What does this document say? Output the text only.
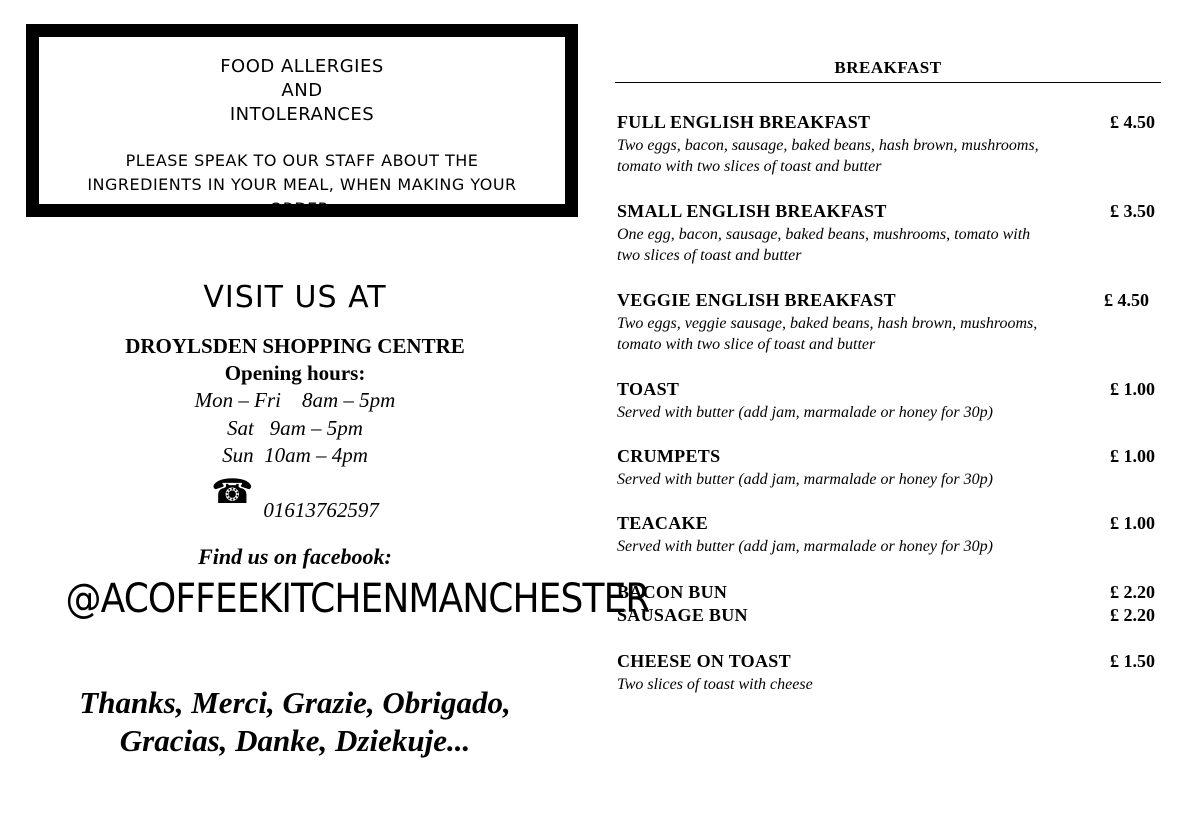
FOOD ALLERGIES
AND
INTOLERANCES
PLEASE SPEAK TO OUR STAFF ABOUT THE INGREDIENTS IN YOUR MEAL, WHEN MAKING YOUR ORDER.
VISIT US AT
DROYLSDEN SHOPPING CENTRE
Opening hours:
Mon – Fri    8am – 5pm
Sat   9am – 5pm
Sun  10am – 4pm
☎ 01613762597
Find us on facebook:
@ACOFFEEKITCHENMANCHESTER
Thanks, Merci, Grazie, Obrigado,
Gracias, Danke, Dziekuje...
BREAKFAST
FULL ENGLISH BREAKFAST	£ 4.50
Two eggs, bacon, sausage, baked beans, hash brown, mushrooms, tomato with two slices of toast and butter
SMALL ENGLISH BREAKFAST	£ 3.50
One egg, bacon, sausage, baked beans, mushrooms, tomato with two slices of toast and butter
VEGGIE ENGLISH BREAKFAST	£ 4.50
Two eggs, veggie sausage, baked beans, hash brown, mushrooms, tomato with two slice of toast and butter
TOAST	£ 1.00
Served with butter (add jam, marmalade or honey for 30p)
CRUMPETS	£ 1.00
Served with butter (add jam, marmalade or honey for 30p)
TEACAKE	£ 1.00
Served with butter (add jam, marmalade or honey for 30p)
BACON BUN	£ 2.20
SAUSAGE BUN	£ 2.20
CHEESE ON TOAST	£ 1.50
Two slices of toast with cheese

### Problem to solve:
Output the entries above exactly, without their pictures.

### Task output:
What does this document say? Output the text only.
FOOD ALLERGIES
AND
INTOLERANCES
PLEASE SPEAK TO OUR STAFF ABOUT THE INGREDIENTS IN YOUR MEAL, WHEN MAKING YOUR ORDER.
VISIT US AT
DROYLSDEN SHOPPING CENTRE
Opening hours:
Mon – Fri    8am – 5pm
Sat   9am – 5pm
Sun  10am – 4pm
☎ 01613762597
Find us on facebook:
@ACOFFEEKITCHENMANCHESTER
Thanks, Merci, Grazie, Obrigado,
Gracias, Danke, Dziekuje...
BREAKFAST
FULL ENGLISH BREAKFAST	£ 4.50
Two eggs, bacon, sausage, baked beans, hash brown, mushrooms, tomato with two slices of toast and butter
SMALL ENGLISH BREAKFAST	£ 3.50
One egg, bacon, sausage, baked beans, mushrooms, tomato with two slices of toast and butter
VEGGIE ENGLISH BREAKFAST	£ 4.50
Two eggs, veggie sausage, baked beans, hash brown, mushrooms, tomato with two slice of toast and butter
TOAST	£ 1.00
Served with butter (add jam, marmalade or honey for 30p)
CRUMPETS	£ 1.00
Served with butter (add jam, marmalade or honey for 30p)
TEACAKE	£ 1.00
Served with butter (add jam, marmalade or honey for 30p)
BACON BUN	£ 2.20
SAUSAGE BUN	£ 2.20
CHEESE ON TOAST	£ 1.50
Two slices of toast with cheese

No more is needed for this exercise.